Objective → Search the material below for the word "this". Copy every line that has it.

Records for processing →

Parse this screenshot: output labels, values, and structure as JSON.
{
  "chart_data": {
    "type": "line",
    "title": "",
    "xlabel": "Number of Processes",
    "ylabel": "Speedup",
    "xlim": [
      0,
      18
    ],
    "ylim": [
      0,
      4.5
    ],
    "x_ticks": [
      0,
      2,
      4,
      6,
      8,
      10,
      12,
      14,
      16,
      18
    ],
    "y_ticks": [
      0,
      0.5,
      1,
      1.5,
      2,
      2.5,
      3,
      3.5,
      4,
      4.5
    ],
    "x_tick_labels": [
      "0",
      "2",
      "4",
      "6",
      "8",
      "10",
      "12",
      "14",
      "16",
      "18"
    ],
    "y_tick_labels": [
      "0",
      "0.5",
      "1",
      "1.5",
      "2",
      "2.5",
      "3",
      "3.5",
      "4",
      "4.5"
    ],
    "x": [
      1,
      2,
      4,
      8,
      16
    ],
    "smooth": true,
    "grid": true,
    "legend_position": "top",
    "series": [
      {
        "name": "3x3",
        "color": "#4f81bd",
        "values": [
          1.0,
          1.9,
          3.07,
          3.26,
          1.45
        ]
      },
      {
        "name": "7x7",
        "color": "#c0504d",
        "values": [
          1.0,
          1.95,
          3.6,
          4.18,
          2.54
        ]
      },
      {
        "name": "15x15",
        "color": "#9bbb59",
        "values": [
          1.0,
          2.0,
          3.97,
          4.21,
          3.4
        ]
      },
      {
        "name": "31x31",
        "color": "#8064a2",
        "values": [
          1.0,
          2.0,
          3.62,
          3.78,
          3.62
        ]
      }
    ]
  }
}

...

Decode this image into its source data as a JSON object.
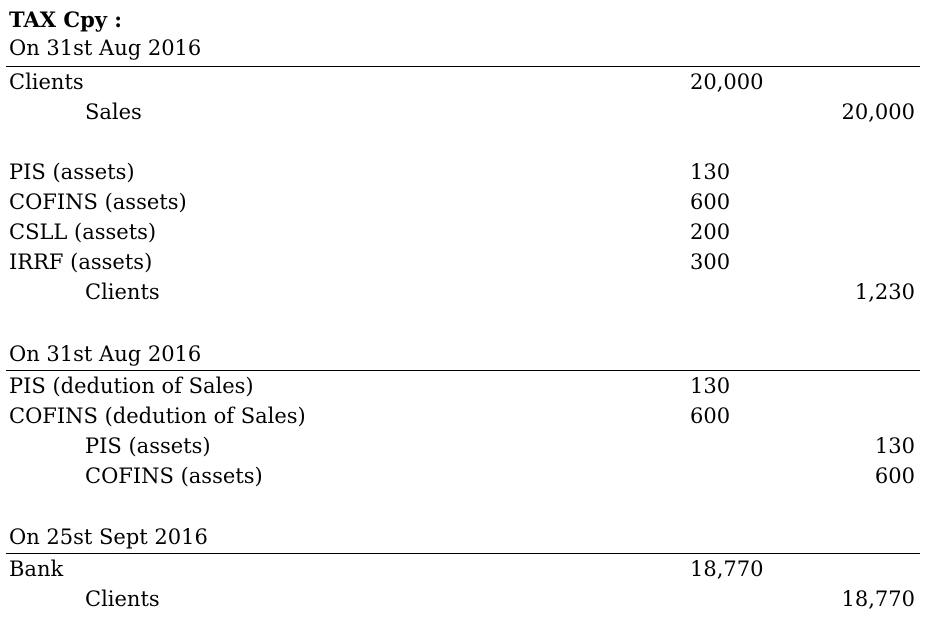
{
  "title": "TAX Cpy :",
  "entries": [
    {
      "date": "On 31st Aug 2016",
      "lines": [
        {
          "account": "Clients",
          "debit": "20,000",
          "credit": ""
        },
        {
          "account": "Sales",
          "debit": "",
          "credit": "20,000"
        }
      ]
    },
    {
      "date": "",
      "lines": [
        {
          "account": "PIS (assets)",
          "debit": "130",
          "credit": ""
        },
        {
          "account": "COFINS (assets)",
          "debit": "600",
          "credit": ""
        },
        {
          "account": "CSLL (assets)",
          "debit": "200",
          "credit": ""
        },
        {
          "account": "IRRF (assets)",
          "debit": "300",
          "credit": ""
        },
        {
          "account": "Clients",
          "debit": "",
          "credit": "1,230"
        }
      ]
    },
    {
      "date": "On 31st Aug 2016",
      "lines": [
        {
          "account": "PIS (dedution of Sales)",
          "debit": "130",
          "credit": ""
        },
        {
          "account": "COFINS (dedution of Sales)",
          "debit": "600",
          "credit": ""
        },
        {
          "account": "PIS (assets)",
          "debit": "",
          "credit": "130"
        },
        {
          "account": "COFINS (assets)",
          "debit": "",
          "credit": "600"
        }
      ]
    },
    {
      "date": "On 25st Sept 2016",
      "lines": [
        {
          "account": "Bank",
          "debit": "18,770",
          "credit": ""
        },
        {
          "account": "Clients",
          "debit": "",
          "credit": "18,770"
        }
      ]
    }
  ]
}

Written response →
Parse this screenshot: output labels, values, and structure as JSON.
Decode this image into its source data as a JSON object.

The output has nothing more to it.